Written instruction: Copy every line in which the string "checked" occurs.

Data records
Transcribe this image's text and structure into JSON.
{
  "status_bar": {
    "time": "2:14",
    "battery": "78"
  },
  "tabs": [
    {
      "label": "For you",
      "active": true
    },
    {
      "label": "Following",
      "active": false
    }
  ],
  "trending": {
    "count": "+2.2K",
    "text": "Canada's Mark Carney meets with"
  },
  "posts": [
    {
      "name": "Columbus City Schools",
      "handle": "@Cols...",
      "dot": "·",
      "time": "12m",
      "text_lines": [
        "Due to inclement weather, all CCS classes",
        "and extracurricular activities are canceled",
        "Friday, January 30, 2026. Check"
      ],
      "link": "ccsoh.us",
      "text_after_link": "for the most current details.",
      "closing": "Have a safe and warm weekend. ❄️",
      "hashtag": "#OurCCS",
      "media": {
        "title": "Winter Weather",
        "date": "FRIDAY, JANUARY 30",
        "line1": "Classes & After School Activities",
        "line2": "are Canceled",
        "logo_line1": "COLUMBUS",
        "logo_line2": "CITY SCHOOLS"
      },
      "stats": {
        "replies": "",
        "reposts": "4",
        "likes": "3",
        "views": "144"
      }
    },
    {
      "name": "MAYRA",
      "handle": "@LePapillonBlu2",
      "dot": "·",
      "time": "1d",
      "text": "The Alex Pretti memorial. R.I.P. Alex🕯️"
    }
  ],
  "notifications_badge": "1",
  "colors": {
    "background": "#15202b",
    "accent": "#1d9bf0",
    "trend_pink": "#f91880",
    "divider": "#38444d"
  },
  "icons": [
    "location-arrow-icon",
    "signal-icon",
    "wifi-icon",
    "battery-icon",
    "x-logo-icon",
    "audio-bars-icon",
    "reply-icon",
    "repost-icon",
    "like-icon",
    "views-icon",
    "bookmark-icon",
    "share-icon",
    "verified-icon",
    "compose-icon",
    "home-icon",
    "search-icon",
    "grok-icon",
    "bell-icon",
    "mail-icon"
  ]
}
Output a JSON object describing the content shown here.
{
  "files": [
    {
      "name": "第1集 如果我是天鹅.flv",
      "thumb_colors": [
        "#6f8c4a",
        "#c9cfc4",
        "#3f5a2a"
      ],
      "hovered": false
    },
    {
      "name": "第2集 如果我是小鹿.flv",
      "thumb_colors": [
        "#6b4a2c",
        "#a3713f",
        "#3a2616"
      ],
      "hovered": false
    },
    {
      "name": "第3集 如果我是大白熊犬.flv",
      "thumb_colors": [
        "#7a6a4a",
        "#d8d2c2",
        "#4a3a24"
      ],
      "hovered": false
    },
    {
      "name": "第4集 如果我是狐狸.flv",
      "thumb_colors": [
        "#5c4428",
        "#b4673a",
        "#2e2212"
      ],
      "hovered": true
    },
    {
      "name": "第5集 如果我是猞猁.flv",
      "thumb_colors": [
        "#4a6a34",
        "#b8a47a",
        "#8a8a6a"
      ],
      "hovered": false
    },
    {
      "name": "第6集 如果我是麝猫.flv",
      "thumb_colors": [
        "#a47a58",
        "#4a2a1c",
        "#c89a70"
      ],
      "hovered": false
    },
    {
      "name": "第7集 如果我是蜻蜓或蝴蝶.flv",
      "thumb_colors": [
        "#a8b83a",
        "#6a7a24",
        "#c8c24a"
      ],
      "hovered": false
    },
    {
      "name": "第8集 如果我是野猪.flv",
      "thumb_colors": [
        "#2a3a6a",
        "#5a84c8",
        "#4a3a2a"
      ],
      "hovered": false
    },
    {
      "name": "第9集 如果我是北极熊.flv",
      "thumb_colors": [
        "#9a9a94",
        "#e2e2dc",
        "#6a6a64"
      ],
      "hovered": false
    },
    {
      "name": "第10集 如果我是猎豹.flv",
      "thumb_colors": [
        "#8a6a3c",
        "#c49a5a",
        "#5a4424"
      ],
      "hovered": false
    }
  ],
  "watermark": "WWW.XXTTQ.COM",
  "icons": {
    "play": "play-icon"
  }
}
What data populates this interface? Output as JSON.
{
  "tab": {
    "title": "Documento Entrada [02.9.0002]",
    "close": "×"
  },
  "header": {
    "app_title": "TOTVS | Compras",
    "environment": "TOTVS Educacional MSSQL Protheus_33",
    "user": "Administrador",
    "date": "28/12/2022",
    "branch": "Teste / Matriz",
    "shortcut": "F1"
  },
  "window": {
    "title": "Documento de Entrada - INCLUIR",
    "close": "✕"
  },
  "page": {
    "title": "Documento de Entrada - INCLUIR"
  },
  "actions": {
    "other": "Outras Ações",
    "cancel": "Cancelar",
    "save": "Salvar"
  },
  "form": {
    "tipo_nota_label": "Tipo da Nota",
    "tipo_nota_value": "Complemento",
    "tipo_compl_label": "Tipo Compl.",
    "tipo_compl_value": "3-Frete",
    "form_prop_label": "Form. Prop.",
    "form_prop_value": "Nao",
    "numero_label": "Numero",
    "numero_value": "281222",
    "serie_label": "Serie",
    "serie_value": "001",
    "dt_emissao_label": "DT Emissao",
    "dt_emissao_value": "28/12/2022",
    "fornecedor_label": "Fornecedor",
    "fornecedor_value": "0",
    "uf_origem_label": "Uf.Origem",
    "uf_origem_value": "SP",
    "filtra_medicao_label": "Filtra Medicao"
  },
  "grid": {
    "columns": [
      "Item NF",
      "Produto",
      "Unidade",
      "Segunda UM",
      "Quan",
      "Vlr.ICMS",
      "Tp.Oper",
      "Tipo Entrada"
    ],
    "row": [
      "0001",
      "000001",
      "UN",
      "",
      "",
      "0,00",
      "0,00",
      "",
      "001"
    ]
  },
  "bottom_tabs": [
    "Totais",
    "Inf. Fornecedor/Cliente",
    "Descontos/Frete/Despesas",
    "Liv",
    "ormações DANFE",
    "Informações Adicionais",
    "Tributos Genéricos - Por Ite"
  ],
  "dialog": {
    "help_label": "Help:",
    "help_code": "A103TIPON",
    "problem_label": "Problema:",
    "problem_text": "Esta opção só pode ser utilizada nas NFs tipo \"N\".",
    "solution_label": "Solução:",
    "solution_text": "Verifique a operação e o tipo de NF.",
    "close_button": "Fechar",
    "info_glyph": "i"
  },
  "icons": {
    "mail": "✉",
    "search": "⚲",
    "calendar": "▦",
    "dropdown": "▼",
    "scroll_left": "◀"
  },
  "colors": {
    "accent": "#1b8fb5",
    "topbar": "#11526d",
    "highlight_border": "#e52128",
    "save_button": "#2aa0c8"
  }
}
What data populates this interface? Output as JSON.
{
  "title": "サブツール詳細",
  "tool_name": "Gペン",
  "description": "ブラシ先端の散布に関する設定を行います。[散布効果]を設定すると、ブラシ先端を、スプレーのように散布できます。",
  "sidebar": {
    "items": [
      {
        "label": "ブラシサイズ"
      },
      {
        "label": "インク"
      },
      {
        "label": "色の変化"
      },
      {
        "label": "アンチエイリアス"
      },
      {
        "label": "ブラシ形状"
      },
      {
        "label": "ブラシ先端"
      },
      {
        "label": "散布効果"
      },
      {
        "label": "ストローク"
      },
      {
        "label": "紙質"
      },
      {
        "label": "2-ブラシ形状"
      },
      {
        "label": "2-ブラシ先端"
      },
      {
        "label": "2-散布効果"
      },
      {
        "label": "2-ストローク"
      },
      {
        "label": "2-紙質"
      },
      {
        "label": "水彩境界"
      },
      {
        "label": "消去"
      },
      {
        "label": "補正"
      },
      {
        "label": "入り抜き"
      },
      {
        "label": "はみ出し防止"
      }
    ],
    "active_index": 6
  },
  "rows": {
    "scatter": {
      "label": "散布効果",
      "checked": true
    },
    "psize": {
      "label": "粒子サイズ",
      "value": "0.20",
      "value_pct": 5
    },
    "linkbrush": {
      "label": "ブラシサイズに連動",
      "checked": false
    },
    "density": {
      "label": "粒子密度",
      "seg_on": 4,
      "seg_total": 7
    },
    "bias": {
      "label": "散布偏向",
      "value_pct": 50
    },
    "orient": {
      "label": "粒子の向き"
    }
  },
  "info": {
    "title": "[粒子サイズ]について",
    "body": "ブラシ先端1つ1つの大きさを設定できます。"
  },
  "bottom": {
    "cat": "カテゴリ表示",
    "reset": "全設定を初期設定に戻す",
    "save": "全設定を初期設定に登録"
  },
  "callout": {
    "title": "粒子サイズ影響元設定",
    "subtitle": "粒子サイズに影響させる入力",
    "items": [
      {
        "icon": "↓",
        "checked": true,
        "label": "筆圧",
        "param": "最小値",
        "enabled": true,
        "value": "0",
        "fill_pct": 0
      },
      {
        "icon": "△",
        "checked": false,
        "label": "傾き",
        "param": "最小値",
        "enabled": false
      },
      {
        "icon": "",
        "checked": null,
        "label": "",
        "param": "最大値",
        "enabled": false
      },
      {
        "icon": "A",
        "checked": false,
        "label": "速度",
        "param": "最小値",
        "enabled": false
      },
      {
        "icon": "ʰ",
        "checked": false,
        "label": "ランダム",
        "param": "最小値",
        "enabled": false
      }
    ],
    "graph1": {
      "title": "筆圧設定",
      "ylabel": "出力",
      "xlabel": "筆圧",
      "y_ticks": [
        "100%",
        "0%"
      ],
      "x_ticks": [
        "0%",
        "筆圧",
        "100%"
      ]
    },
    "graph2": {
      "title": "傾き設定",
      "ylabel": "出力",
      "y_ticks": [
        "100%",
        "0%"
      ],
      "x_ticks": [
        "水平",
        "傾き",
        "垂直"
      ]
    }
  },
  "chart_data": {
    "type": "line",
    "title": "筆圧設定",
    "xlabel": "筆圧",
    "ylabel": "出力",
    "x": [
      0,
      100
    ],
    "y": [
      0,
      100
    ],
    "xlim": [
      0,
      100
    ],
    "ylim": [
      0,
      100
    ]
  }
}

Finished exercise:
      "checked": true
      "checked": false
        "checked": true,
        "checked": false,
        "checked": null,
        "checked": false,
        "checked": false,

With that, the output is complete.